▸ **WHAT YOU ARE ASKED TO DO**
Give the data below again, word for word.

▸ **GIVEN RECORDS**
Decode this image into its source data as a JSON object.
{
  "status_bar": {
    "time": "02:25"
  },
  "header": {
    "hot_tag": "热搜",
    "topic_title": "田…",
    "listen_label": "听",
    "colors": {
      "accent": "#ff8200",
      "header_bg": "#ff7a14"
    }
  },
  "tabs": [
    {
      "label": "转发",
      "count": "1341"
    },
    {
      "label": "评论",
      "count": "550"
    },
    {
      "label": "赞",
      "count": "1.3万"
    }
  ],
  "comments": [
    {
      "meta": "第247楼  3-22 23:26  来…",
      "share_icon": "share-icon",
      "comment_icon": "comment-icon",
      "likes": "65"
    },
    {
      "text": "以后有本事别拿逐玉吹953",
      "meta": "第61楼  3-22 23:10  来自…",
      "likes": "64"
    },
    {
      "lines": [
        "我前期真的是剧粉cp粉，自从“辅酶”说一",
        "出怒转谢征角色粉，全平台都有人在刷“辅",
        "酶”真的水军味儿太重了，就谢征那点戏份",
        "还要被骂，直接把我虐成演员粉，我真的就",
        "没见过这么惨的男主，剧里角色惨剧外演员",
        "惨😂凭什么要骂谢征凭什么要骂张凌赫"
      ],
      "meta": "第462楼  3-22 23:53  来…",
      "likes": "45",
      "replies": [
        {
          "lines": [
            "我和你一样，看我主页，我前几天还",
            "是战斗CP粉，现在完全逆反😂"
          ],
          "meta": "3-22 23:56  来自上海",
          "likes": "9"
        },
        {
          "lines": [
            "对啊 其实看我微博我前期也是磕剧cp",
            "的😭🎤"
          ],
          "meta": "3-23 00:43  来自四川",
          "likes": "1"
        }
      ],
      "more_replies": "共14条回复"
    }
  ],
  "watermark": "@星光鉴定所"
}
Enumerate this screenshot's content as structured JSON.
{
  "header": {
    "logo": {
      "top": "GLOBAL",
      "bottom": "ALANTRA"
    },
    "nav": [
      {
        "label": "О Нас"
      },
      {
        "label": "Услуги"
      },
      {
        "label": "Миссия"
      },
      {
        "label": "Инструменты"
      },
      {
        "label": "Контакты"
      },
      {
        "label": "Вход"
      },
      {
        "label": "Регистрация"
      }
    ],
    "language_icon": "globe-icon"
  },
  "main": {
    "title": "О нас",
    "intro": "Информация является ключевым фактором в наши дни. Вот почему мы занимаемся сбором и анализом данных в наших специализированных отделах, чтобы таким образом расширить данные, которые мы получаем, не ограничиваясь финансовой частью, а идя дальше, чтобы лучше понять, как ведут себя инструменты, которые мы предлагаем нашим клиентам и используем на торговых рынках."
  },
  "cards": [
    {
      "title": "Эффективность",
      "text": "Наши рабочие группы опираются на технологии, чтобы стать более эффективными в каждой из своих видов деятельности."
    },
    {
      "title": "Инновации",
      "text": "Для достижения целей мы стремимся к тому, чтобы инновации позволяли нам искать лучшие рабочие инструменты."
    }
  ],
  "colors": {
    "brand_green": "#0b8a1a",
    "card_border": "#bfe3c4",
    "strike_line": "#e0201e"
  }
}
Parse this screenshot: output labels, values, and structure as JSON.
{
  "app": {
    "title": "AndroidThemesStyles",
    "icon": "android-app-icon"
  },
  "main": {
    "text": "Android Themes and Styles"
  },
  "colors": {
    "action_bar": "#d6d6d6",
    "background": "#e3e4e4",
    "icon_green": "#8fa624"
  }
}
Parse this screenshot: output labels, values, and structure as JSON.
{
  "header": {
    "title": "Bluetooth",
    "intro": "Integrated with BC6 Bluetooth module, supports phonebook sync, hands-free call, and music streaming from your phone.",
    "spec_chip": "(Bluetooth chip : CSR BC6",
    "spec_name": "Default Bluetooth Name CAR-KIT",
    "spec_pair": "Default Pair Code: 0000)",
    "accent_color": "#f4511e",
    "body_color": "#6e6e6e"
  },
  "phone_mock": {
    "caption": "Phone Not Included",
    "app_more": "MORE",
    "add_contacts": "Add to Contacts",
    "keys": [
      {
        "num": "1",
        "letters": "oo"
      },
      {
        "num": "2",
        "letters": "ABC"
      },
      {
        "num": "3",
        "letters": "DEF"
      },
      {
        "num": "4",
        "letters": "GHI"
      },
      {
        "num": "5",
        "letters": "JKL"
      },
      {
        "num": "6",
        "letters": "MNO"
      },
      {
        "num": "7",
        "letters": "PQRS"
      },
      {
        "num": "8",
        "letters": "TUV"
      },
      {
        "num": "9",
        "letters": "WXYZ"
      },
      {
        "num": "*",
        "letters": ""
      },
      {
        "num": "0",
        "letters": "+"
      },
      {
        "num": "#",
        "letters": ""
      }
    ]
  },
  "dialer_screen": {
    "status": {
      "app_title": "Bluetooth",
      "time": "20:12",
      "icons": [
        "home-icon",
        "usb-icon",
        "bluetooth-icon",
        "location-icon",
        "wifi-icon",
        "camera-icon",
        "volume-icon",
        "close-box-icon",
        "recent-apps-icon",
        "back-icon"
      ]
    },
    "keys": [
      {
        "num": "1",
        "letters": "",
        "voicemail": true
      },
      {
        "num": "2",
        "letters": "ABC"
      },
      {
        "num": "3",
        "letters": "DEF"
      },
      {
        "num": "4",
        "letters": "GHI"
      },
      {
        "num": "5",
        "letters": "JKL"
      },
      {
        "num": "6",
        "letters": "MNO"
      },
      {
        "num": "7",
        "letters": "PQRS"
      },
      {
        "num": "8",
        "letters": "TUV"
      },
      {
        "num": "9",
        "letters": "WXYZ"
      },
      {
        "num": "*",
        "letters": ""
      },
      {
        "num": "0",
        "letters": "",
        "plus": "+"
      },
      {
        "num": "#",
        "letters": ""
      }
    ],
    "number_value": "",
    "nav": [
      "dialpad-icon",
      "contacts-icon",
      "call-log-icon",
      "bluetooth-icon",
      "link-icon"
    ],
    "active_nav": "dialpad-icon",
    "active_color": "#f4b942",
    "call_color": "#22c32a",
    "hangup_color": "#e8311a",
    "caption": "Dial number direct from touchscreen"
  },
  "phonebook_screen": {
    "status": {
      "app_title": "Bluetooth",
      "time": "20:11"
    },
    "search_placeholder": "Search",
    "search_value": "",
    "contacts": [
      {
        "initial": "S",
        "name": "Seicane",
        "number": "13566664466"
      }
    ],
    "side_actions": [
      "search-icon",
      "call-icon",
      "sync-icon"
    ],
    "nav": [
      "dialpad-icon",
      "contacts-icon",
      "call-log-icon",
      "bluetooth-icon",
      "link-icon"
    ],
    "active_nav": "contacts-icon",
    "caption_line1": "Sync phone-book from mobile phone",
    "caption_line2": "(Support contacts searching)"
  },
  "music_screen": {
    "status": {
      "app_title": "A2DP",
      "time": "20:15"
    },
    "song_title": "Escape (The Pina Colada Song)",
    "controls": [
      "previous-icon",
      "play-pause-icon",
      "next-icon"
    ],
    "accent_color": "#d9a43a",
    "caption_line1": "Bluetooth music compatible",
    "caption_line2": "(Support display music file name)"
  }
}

▸ **FINISHED ANSWER**
Decode this image into its source data as a JSON object.
{
  "status_bar": {
    "time": "02:25"
  },
  "header": {
    "hot_tag": "热搜",
    "topic_title": "田…",
    "listen_label": "听",
    "colors": {
      "accent": "#ff8200",
      "header_bg": "#ff7a14"
    }
  },
  "tabs": [
    {
      "label": "转发",
      "count": "1341"
    },
    {
      "label": "评论",
      "count": "550"
    },
    {
      "label": "赞",
      "count": "1.3万"
    }
  ],
  "comments": [
    {
      "meta": "第247楼  3-22 23:26  来…",
      "share_icon": "share-icon",
      "comment_icon": "comment-icon",
      "likes": "65"
    },
    {
      "text": "以后有本事别拿逐玉吹953",
      "meta": "第61楼  3-22 23:10  来自…",
      "likes": "64"
    },
    {
      "lines": [
        "我前期真的是剧粉cp粉，自从“辅酶”说一",
        "出怒转谢征角色粉，全平台都有人在刷“辅",
        "酶”真的水军味儿太重了，就谢征那点戏份",
        "还要被骂，直接把我虐成演员粉，我真的就",
        "没见过这么惨的男主，剧里角色惨剧外演员",
        "惨😂凭什么要骂谢征凭什么要骂张凌赫"
      ],
      "meta": "第462楼  3-22 23:53  来…",
      "likes": "45",
      "replies": [
        {
          "lines": [
            "我和你一样，看我主页，我前几天还",
            "是战斗CP粉，现在完全逆反😂"
          ],
          "meta": "3-22 23:56  来自上海",
          "likes": "9"
        },
        {
          "lines": [
            "对啊 其实看我微博我前期也是磕剧cp",
            "的😭🎤"
          ],
          "meta": "3-23 00:43  来自四川",
          "likes": "1"
        }
      ],
      "more_replies": "共14条回复"
    }
  ],
  "watermark": "@星光鉴定所"
}
Enumerate this screenshot's content as structured JSON.
{
  "header": {
    "logo": {
      "top": "GLOBAL",
      "bottom": "ALANTRA"
    },
    "nav": [
      {
        "label": "О Нас"
      },
      {
        "label": "Услуги"
      },
      {
        "label": "Миссия"
      },
      {
        "label": "Инструменты"
      },
      {
        "label": "Контакты"
      },
      {
        "label": "Вход"
      },
      {
        "label": "Регистрация"
      }
    ],
    "language_icon": "globe-icon"
  },
  "main": {
    "title": "О нас",
    "intro": "Информация является ключевым фактором в наши дни. Вот почему мы занимаемся сбором и анализом данных в наших специализированных отделах, чтобы таким образом расширить данные, которые мы получаем, не ограничиваясь финансовой частью, а идя дальше, чтобы лучше понять, как ведут себя инструменты, которые мы предлагаем нашим клиентам и используем на торговых рынках."
  },
  "cards": [
    {
      "title": "Эффективность",
      "text": "Наши рабочие группы опираются на технологии, чтобы стать более эффективными в каждой из своих видов деятельности."
    },
    {
      "title": "Инновации",
      "text": "Для достижения целей мы стремимся к тому, чтобы инновации позволяли нам искать лучшие рабочие инструменты."
    }
  ],
  "colors": {
    "brand_green": "#0b8a1a",
    "card_border": "#bfe3c4",
    "strike_line": "#e0201e"
  }
}
Parse this screenshot: output labels, values, and structure as JSON.
{
  "app": {
    "title": "AndroidThemesStyles",
    "icon": "android-app-icon"
  },
  "main": {
    "text": "Android Themes and Styles"
  },
  "colors": {
    "action_bar": "#d6d6d6",
    "background": "#e3e4e4",
    "icon_green": "#8fa624"
  }
}
Parse this screenshot: output labels, values, and structure as JSON.
{
  "header": {
    "title": "Bluetooth",
    "intro": "Integrated with BC6 Bluetooth module, supports phonebook sync, hands-free call, and music streaming from your phone.",
    "spec_chip": "(Bluetooth chip : CSR BC6",
    "spec_name": "Default Bluetooth Name CAR-KIT",
    "spec_pair": "Default Pair Code: 0000)",
    "accent_color": "#f4511e",
    "body_color": "#6e6e6e"
  },
  "phone_mock": {
    "caption": "Phone Not Included",
    "app_more": "MORE",
    "add_contacts": "Add to Contacts",
    "keys": [
      {
        "num": "1",
        "letters": "oo"
      },
      {
        "num": "2",
        "letters": "ABC"
      },
      {
        "num": "3",
        "letters": "DEF"
      },
      {
        "num": "4",
        "letters": "GHI"
      },
      {
        "num": "5",
        "letters": "JKL"
      },
      {
        "num": "6",
        "letters": "MNO"
      },
      {
        "num": "7",
        "letters": "PQRS"
      },
      {
        "num": "8",
        "letters": "TUV"
      },
      {
        "num": "9",
        "letters": "WXYZ"
      },
      {
        "num": "*",
        "letters": ""
      },
      {
        "num": "0",
        "letters": "+"
      },
      {
        "num": "#",
        "letters": ""
      }
    ]
  },
  "dialer_screen": {
    "status": {
      "app_title": "Bluetooth",
      "time": "20:12",
      "icons": [
        "home-icon",
        "usb-icon",
        "bluetooth-icon",
        "location-icon",
        "wifi-icon",
        "camera-icon",
        "volume-icon",
        "close-box-icon",
        "recent-apps-icon",
        "back-icon"
      ]
    },
    "keys": [
      {
        "num": "1",
        "letters": "",
        "voicemail": true
      },
      {
        "num": "2",
        "letters": "ABC"
      },
      {
        "num": "3",
        "letters": "DEF"
      },
      {
        "num": "4",
        "letters": "GHI"
      },
      {
        "num": "5",
        "letters": "JKL"
      },
      {
        "num": "6",
        "letters": "MNO"
      },
      {
        "num": "7",
        "letters": "PQRS"
      },
      {
        "num": "8",
        "letters": "TUV"
      },
      {
        "num": "9",
        "letters": "WXYZ"
      },
      {
        "num": "*",
        "letters": ""
      },
      {
        "num": "0",
        "letters": "",
        "plus": "+"
      },
      {
        "num": "#",
        "letters": ""
      }
    ],
    "number_value": "",
    "nav": [
      "dialpad-icon",
      "contacts-icon",
      "call-log-icon",
      "bluetooth-icon",
      "link-icon"
    ],
    "active_nav": "dialpad-icon",
    "active_color": "#f4b942",
    "call_color": "#22c32a",
    "hangup_color": "#e8311a",
    "caption": "Dial number direct from touchscreen"
  },
  "phonebook_screen": {
    "status": {
      "app_title": "Bluetooth",
      "time": "20:11"
    },
    "search_placeholder": "Search",
    "search_value": "",
    "contacts": [
      {
        "initial": "S",
        "name": "Seicane",
        "number": "13566664466"
      }
    ],
    "side_actions": [
      "search-icon",
      "call-icon",
      "sync-icon"
    ],
    "nav": [
      "dialpad-icon",
      "contacts-icon",
      "call-log-icon",
      "bluetooth-icon",
      "link-icon"
    ],
    "active_nav": "contacts-icon",
    "caption_line1": "Sync phone-book from mobile phone",
    "caption_line2": "(Support contacts searching)"
  },
  "music_screen": {
    "status": {
      "app_title": "A2DP",
      "time": "20:15"
    },
    "song_title": "Escape (The Pina Colada Song)",
    "controls": [
      "previous-icon",
      "play-pause-icon",
      "next-icon"
    ],
    "accent_color": "#d9a43a",
    "caption_line1": "Bluetooth music compatible",
    "caption_line2": "(Support display music file name)"
  }
}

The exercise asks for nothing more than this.